[Given instruction]: Copy everything in the data below exactly except the pictures.

[Extracted records]:
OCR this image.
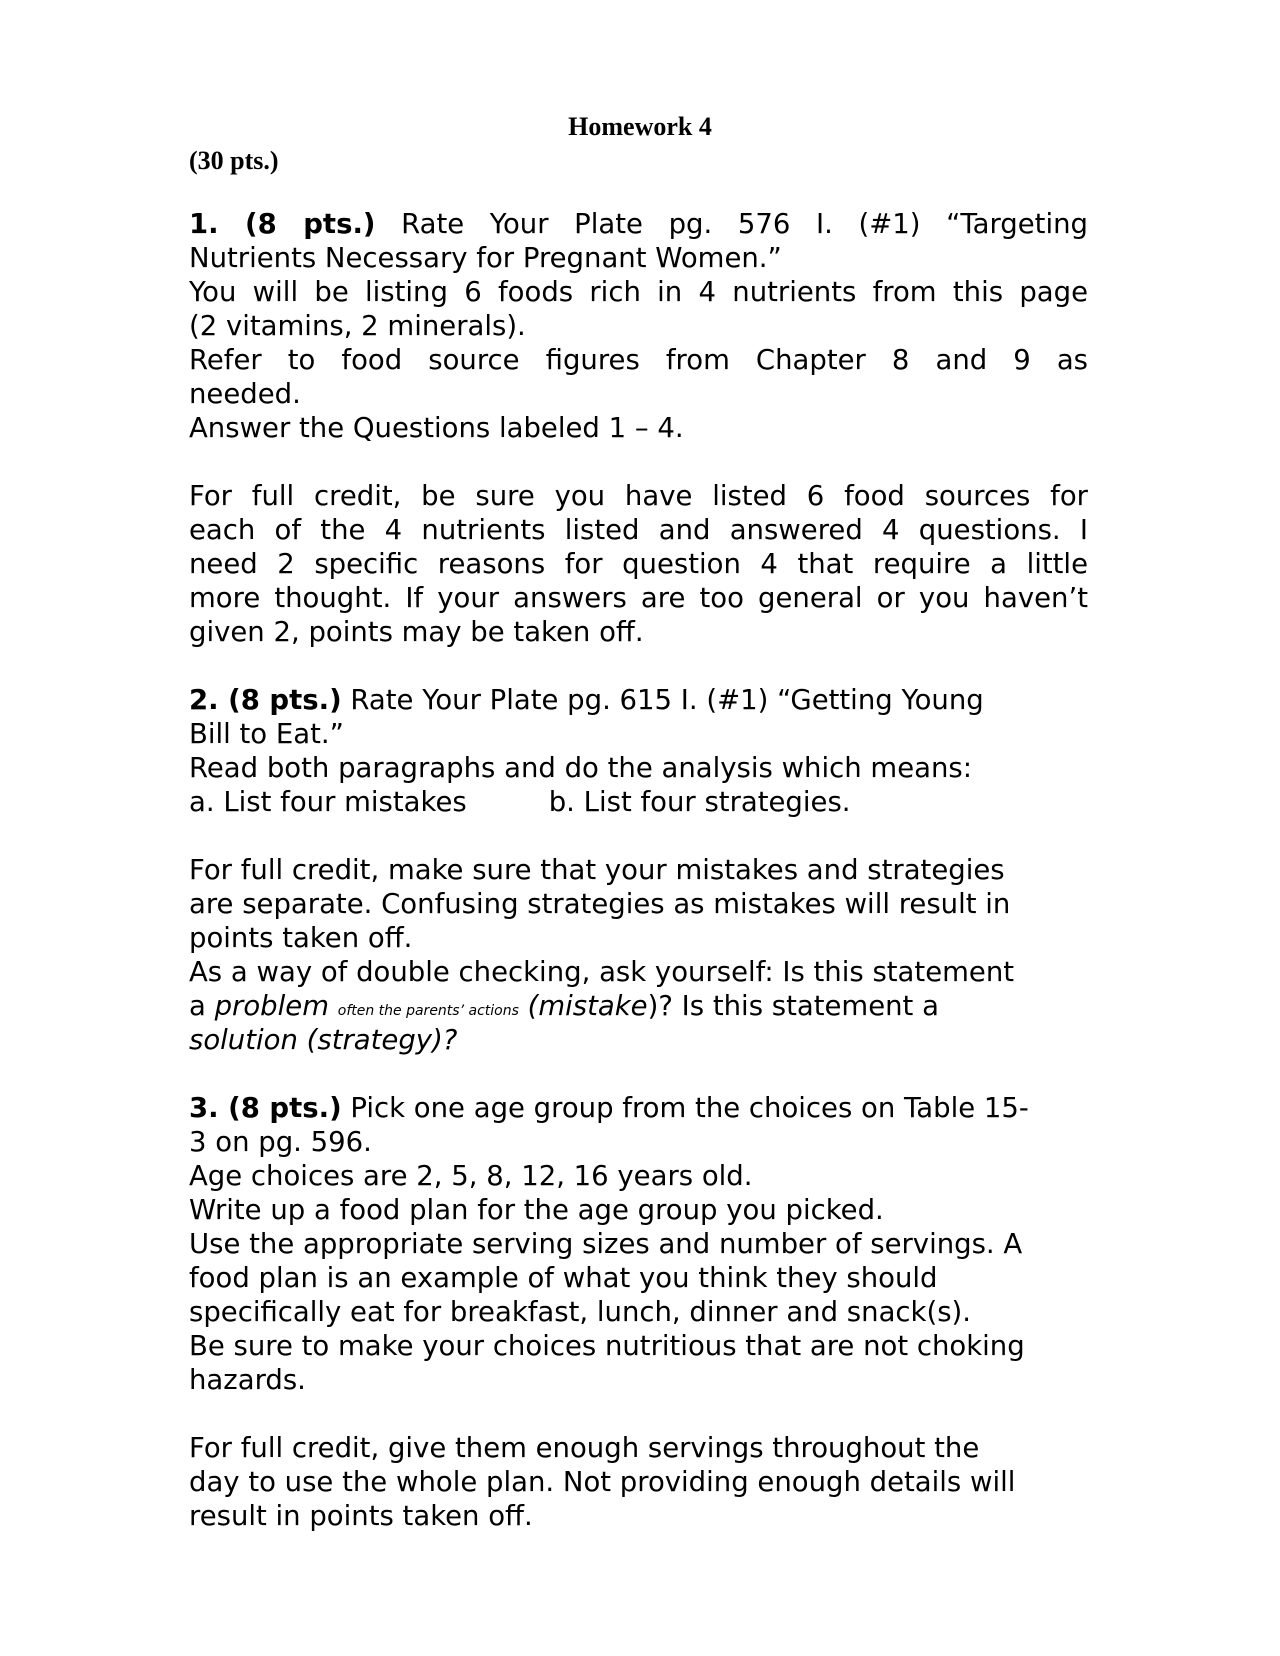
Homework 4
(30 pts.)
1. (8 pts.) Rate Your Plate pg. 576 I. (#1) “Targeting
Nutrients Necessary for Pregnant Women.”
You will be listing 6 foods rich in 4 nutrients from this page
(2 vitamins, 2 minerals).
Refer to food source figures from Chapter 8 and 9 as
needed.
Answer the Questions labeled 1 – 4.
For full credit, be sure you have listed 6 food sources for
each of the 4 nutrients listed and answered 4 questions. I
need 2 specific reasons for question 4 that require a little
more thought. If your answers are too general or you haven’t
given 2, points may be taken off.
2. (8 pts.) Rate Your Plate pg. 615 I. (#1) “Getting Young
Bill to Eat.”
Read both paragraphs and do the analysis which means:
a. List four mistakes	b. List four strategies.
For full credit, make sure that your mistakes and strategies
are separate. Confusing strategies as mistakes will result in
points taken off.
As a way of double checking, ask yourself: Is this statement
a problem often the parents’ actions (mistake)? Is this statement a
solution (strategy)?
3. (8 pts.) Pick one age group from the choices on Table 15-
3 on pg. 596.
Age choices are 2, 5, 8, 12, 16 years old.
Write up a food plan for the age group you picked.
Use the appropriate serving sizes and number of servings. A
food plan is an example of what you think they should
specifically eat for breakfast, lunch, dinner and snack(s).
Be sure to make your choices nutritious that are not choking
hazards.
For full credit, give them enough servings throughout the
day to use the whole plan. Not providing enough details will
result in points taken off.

[Response to the exercise]:
OCR this image.
Homework 4
(30 pts.)
1. (8 pts.) Rate Your Plate pg. 576 I. (#1) “Targeting
Nutrients Necessary for Pregnant Women.”
You will be listing 6 foods rich in 4 nutrients from this page
(2 vitamins, 2 minerals).
Refer to food source figures from Chapter 8 and 9 as
needed.
Answer the Questions labeled 1 – 4.
For full credit, be sure you have listed 6 food sources for
each of the 4 nutrients listed and answered 4 questions. I
need 2 specific reasons for question 4 that require a little
more thought. If your answers are too general or you haven’t
given 2, points may be taken off.
2. (8 pts.) Rate Your Plate pg. 615 I. (#1) “Getting Young
Bill to Eat.”
Read both paragraphs and do the analysis which means:
a. List four mistakes	b. List four strategies.
For full credit, make sure that your mistakes and strategies
are separate. Confusing strategies as mistakes will result in
points taken off.
As a way of double checking, ask yourself: Is this statement
a problem often the parents’ actions (mistake)? Is this statement a
solution (strategy)?
3. (8 pts.) Pick one age group from the choices on Table 15-
3 on pg. 596.
Age choices are 2, 5, 8, 12, 16 years old.
Write up a food plan for the age group you picked.
Use the appropriate serving sizes and number of servings. A
food plan is an example of what you think they should
specifically eat for breakfast, lunch, dinner and snack(s).
Be sure to make your choices nutritious that are not choking
hazards.
For full credit, give them enough servings throughout the
day to use the whole plan. Not providing enough details will
result in points taken off.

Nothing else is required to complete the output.